Dataset items
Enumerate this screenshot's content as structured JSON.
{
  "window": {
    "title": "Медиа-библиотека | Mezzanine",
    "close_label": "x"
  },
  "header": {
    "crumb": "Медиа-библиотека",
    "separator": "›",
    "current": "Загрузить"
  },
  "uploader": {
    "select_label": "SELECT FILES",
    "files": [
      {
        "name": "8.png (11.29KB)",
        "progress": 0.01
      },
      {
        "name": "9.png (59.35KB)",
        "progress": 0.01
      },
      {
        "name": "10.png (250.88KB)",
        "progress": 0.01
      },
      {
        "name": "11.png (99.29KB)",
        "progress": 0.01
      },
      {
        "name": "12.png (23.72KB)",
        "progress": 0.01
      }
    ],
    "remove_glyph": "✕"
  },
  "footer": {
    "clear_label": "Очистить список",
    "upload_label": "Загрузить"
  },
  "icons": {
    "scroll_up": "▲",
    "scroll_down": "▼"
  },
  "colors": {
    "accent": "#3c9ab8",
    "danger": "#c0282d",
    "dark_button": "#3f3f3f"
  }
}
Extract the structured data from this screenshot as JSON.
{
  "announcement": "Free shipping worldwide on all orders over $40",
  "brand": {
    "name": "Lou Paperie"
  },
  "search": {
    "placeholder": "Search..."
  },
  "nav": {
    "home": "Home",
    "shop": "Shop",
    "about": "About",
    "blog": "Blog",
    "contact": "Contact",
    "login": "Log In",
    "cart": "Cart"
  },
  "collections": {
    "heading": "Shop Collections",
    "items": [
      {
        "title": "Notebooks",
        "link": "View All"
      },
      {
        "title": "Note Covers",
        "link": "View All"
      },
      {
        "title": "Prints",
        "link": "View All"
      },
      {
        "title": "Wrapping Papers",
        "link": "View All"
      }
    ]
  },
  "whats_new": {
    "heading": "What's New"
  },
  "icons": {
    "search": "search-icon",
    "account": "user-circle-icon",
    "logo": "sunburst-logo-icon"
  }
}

The problem ::
Which lines contain the word "Shop"? Copy each one.

Worked solution ::
    "shop": "Shop",
    "heading": "Shop Collections",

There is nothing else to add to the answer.